§ The problem: Every record that follows must be duplicated exactly, with images left out.

§ Task data:
+++

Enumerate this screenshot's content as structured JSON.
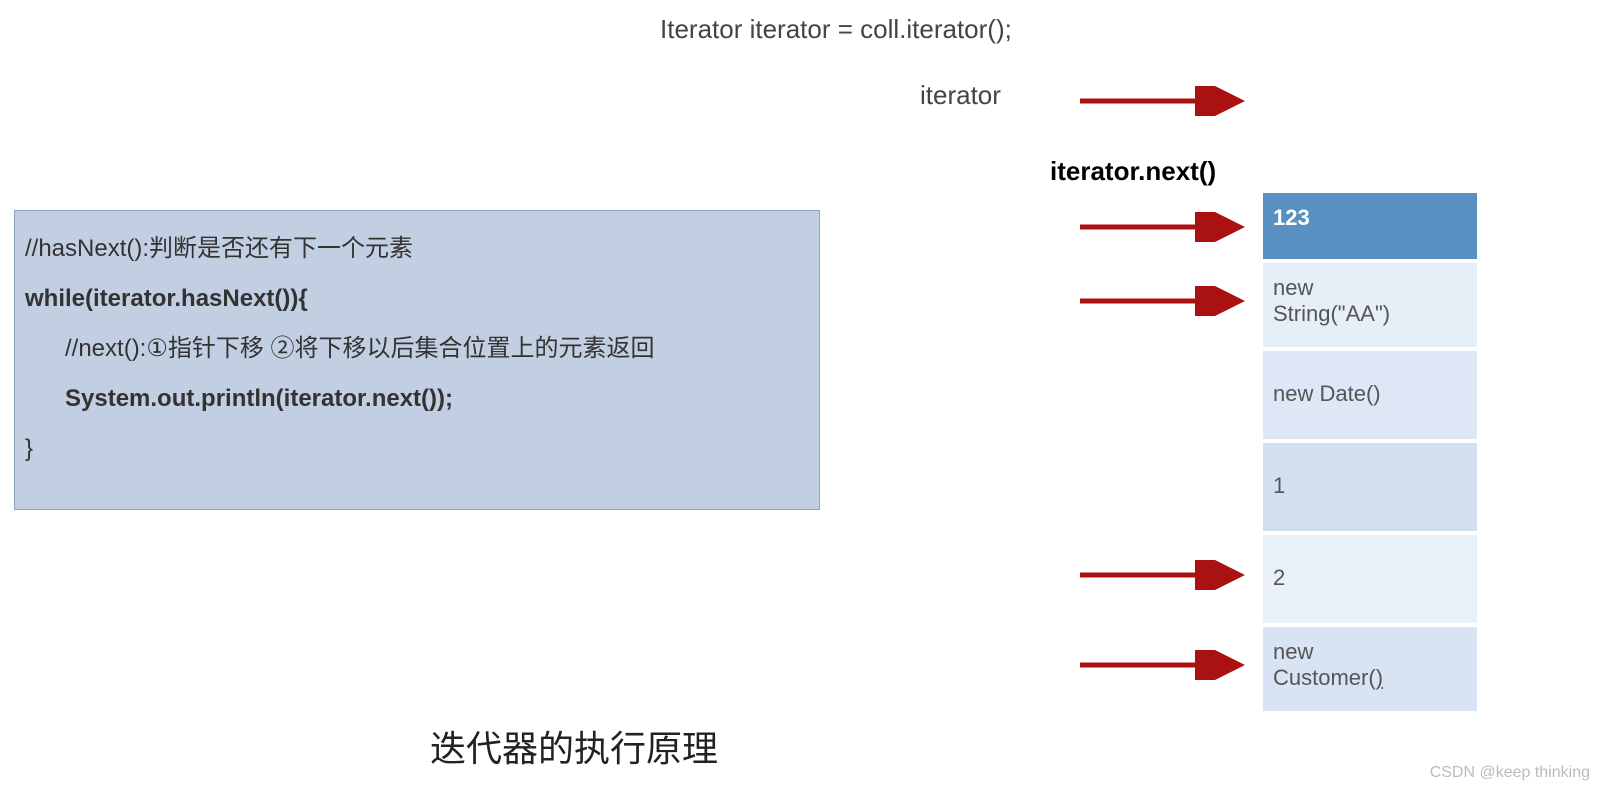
{
  "top": {
    "codeLine": "Iterator iterator = coll.iterator();",
    "iteratorLabel": "iterator",
    "nextLabel": "iterator.next()"
  },
  "codeBox": {
    "line1": "//hasNext():判断是否还有下一个元素",
    "line2": "while(iterator.hasNext()){",
    "line3": "//next():①指针下移 ②将下移以后集合位置上的元素返回",
    "line4": "System.out.println(iterator.next());",
    "line5": "}"
  },
  "cells": {
    "c1": "123",
    "c2a": "new",
    "c2b": "String(\"AA\")",
    "c3": "new Date()",
    "c4": "1",
    "c5": "2",
    "c6a": "new",
    "c6b": "Customer()"
  },
  "title": "迭代器的执行原理",
  "watermark": "CSDN @keep   thinking"
}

+++

§ Exercise response:
Enumerate this screenshot's content as structured JSON.
{
  "top": {
    "codeLine": "Iterator iterator = coll.iterator();",
    "iteratorLabel": "iterator",
    "nextLabel": "iterator.next()"
  },
  "codeBox": {
    "line1": "//hasNext():判断是否还有下一个元素",
    "line2": "while(iterator.hasNext()){",
    "line3": "//next():①指针下移 ②将下移以后集合位置上的元素返回",
    "line4": "System.out.println(iterator.next());",
    "line5": "}"
  },
  "cells": {
    "c1": "123",
    "c2a": "new",
    "c2b": "String(\"AA\")",
    "c3": "new Date()",
    "c4": "1",
    "c5": "2",
    "c6a": "new",
    "c6b": "Customer()"
  },
  "title": "迭代器的执行原理",
  "watermark": "CSDN @keep   thinking"
}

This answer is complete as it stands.